▶ **Exercise task**: Your task is to transcribe the data in full.

-------

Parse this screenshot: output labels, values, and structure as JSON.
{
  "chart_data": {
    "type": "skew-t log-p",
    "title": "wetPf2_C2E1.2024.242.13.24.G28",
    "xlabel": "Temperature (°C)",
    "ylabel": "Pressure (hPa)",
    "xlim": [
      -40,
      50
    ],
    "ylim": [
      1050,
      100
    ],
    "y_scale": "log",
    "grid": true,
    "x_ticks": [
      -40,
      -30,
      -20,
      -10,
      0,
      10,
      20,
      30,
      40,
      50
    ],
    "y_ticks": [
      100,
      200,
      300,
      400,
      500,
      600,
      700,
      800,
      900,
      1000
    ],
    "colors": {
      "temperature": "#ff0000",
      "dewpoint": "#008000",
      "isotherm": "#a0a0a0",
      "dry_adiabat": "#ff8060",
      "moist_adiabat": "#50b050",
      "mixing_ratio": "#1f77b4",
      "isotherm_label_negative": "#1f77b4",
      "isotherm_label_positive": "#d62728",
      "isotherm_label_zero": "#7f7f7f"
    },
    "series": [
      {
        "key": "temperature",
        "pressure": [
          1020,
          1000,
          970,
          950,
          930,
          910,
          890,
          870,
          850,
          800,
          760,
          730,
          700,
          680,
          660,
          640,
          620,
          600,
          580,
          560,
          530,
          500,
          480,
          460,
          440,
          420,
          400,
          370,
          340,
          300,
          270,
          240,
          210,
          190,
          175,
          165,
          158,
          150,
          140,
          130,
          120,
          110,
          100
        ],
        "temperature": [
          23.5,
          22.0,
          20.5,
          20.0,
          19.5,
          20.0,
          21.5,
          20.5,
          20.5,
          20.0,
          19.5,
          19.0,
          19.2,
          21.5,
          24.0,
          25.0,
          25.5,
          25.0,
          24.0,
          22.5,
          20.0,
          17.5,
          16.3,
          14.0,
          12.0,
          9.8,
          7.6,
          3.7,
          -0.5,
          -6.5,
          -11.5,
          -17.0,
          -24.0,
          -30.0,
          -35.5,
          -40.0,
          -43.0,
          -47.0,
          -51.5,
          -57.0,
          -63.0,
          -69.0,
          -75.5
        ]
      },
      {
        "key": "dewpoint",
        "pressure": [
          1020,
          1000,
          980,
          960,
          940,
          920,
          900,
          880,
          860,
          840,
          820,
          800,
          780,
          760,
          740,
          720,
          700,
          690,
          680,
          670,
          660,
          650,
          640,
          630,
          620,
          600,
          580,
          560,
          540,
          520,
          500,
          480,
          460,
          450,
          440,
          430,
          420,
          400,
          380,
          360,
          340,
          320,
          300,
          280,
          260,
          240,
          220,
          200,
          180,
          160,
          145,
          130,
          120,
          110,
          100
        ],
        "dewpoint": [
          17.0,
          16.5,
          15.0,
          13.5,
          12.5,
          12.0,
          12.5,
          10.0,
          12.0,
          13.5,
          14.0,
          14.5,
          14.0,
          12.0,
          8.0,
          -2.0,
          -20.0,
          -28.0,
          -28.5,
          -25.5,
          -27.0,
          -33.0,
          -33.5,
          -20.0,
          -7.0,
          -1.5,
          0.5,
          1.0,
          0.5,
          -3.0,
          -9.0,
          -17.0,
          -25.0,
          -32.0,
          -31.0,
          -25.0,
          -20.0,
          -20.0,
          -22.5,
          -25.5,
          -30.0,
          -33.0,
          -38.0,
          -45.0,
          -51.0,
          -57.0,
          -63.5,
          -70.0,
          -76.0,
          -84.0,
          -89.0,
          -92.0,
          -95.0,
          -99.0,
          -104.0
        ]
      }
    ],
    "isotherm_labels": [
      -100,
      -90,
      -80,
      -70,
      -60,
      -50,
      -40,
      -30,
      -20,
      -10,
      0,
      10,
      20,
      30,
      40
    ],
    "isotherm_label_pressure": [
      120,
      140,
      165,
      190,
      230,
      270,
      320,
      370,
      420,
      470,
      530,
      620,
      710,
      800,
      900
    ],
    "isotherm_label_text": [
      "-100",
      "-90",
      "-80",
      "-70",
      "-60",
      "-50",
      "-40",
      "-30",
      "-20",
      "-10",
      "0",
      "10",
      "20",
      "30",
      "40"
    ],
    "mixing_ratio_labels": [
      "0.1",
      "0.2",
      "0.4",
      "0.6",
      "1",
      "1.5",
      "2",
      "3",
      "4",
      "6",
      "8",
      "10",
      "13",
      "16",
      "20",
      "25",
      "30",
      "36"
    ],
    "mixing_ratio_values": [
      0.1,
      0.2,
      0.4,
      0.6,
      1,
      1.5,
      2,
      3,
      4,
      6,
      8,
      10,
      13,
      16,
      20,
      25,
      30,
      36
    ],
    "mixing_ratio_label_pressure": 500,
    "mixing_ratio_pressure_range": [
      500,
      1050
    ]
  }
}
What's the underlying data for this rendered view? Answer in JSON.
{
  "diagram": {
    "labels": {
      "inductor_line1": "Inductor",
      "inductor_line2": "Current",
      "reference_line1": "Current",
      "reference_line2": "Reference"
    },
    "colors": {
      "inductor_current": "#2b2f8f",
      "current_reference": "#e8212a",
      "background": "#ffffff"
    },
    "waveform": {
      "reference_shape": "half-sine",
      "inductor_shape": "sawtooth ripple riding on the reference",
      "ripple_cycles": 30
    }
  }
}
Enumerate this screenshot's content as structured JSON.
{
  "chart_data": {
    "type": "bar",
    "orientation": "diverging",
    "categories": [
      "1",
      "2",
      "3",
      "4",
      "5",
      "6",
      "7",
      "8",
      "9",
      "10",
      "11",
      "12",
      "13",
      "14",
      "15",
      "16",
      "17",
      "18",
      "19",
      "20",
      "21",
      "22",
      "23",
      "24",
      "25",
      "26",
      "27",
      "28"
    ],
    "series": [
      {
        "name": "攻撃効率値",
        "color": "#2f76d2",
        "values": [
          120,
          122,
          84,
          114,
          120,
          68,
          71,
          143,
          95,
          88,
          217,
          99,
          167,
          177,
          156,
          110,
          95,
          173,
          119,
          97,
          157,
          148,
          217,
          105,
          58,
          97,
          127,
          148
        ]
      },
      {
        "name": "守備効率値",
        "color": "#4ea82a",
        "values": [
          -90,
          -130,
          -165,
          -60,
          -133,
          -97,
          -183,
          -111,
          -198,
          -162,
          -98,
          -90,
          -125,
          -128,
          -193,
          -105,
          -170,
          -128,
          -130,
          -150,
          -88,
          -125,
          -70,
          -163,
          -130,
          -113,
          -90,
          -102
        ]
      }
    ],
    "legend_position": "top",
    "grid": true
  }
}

-------

▶ **Result of this task**:
Parse this screenshot: output labels, values, and structure as JSON.
{
  "chart_data": {
    "type": "skew-t log-p",
    "title": "wetPf2_C2E1.2024.242.13.24.G28",
    "xlabel": "Temperature (°C)",
    "ylabel": "Pressure (hPa)",
    "xlim": [
      -40,
      50
    ],
    "ylim": [
      1050,
      100
    ],
    "y_scale": "log",
    "grid": true,
    "x_ticks": [
      -40,
      -30,
      -20,
      -10,
      0,
      10,
      20,
      30,
      40,
      50
    ],
    "y_ticks": [
      100,
      200,
      300,
      400,
      500,
      600,
      700,
      800,
      900,
      1000
    ],
    "colors": {
      "temperature": "#ff0000",
      "dewpoint": "#008000",
      "isotherm": "#a0a0a0",
      "dry_adiabat": "#ff8060",
      "moist_adiabat": "#50b050",
      "mixing_ratio": "#1f77b4",
      "isotherm_label_negative": "#1f77b4",
      "isotherm_label_positive": "#d62728",
      "isotherm_label_zero": "#7f7f7f"
    },
    "series": [
      {
        "key": "temperature",
        "pressure": [
          1020,
          1000,
          970,
          950,
          930,
          910,
          890,
          870,
          850,
          800,
          760,
          730,
          700,
          680,
          660,
          640,
          620,
          600,
          580,
          560,
          530,
          500,
          480,
          460,
          440,
          420,
          400,
          370,
          340,
          300,
          270,
          240,
          210,
          190,
          175,
          165,
          158,
          150,
          140,
          130,
          120,
          110,
          100
        ],
        "temperature": [
          23.5,
          22.0,
          20.5,
          20.0,
          19.5,
          20.0,
          21.5,
          20.5,
          20.5,
          20.0,
          19.5,
          19.0,
          19.2,
          21.5,
          24.0,
          25.0,
          25.5,
          25.0,
          24.0,
          22.5,
          20.0,
          17.5,
          16.3,
          14.0,
          12.0,
          9.8,
          7.6,
          3.7,
          -0.5,
          -6.5,
          -11.5,
          -17.0,
          -24.0,
          -30.0,
          -35.5,
          -40.0,
          -43.0,
          -47.0,
          -51.5,
          -57.0,
          -63.0,
          -69.0,
          -75.5
        ]
      },
      {
        "key": "dewpoint",
        "pressure": [
          1020,
          1000,
          980,
          960,
          940,
          920,
          900,
          880,
          860,
          840,
          820,
          800,
          780,
          760,
          740,
          720,
          700,
          690,
          680,
          670,
          660,
          650,
          640,
          630,
          620,
          600,
          580,
          560,
          540,
          520,
          500,
          480,
          460,
          450,
          440,
          430,
          420,
          400,
          380,
          360,
          340,
          320,
          300,
          280,
          260,
          240,
          220,
          200,
          180,
          160,
          145,
          130,
          120,
          110,
          100
        ],
        "dewpoint": [
          17.0,
          16.5,
          15.0,
          13.5,
          12.5,
          12.0,
          12.5,
          10.0,
          12.0,
          13.5,
          14.0,
          14.5,
          14.0,
          12.0,
          8.0,
          -2.0,
          -20.0,
          -28.0,
          -28.5,
          -25.5,
          -27.0,
          -33.0,
          -33.5,
          -20.0,
          -7.0,
          -1.5,
          0.5,
          1.0,
          0.5,
          -3.0,
          -9.0,
          -17.0,
          -25.0,
          -32.0,
          -31.0,
          -25.0,
          -20.0,
          -20.0,
          -22.5,
          -25.5,
          -30.0,
          -33.0,
          -38.0,
          -45.0,
          -51.0,
          -57.0,
          -63.5,
          -70.0,
          -76.0,
          -84.0,
          -89.0,
          -92.0,
          -95.0,
          -99.0,
          -104.0
        ]
      }
    ],
    "isotherm_labels": [
      -100,
      -90,
      -80,
      -70,
      -60,
      -50,
      -40,
      -30,
      -20,
      -10,
      0,
      10,
      20,
      30,
      40
    ],
    "isotherm_label_pressure": [
      120,
      140,
      165,
      190,
      230,
      270,
      320,
      370,
      420,
      470,
      530,
      620,
      710,
      800,
      900
    ],
    "isotherm_label_text": [
      "-100",
      "-90",
      "-80",
      "-70",
      "-60",
      "-50",
      "-40",
      "-30",
      "-20",
      "-10",
      "0",
      "10",
      "20",
      "30",
      "40"
    ],
    "mixing_ratio_labels": [
      "0.1",
      "0.2",
      "0.4",
      "0.6",
      "1",
      "1.5",
      "2",
      "3",
      "4",
      "6",
      "8",
      "10",
      "13",
      "16",
      "20",
      "25",
      "30",
      "36"
    ],
    "mixing_ratio_values": [
      0.1,
      0.2,
      0.4,
      0.6,
      1,
      1.5,
      2,
      3,
      4,
      6,
      8,
      10,
      13,
      16,
      20,
      25,
      30,
      36
    ],
    "mixing_ratio_label_pressure": 500,
    "mixing_ratio_pressure_range": [
      500,
      1050
    ]
  }
}
What's the underlying data for this rendered view? Answer in JSON.
{
  "diagram": {
    "labels": {
      "inductor_line1": "Inductor",
      "inductor_line2": "Current",
      "reference_line1": "Current",
      "reference_line2": "Reference"
    },
    "colors": {
      "inductor_current": "#2b2f8f",
      "current_reference": "#e8212a",
      "background": "#ffffff"
    },
    "waveform": {
      "reference_shape": "half-sine",
      "inductor_shape": "sawtooth ripple riding on the reference",
      "ripple_cycles": 30
    }
  }
}
Enumerate this screenshot's content as structured JSON.
{
  "chart_data": {
    "type": "bar",
    "orientation": "diverging",
    "categories": [
      "1",
      "2",
      "3",
      "4",
      "5",
      "6",
      "7",
      "8",
      "9",
      "10",
      "11",
      "12",
      "13",
      "14",
      "15",
      "16",
      "17",
      "18",
      "19",
      "20",
      "21",
      "22",
      "23",
      "24",
      "25",
      "26",
      "27",
      "28"
    ],
    "series": [
      {
        "name": "攻撃効率値",
        "color": "#2f76d2",
        "values": [
          120,
          122,
          84,
          114,
          120,
          68,
          71,
          143,
          95,
          88,
          217,
          99,
          167,
          177,
          156,
          110,
          95,
          173,
          119,
          97,
          157,
          148,
          217,
          105,
          58,
          97,
          127,
          148
        ]
      },
      {
        "name": "守備効率値",
        "color": "#4ea82a",
        "values": [
          -90,
          -130,
          -165,
          -60,
          -133,
          -97,
          -183,
          -111,
          -198,
          -162,
          -98,
          -90,
          -125,
          -128,
          -193,
          -105,
          -170,
          -128,
          -130,
          -150,
          -88,
          -125,
          -70,
          -163,
          -130,
          -113,
          -90,
          -102
        ]
      }
    ],
    "legend_position": "top",
    "grid": true
  }
}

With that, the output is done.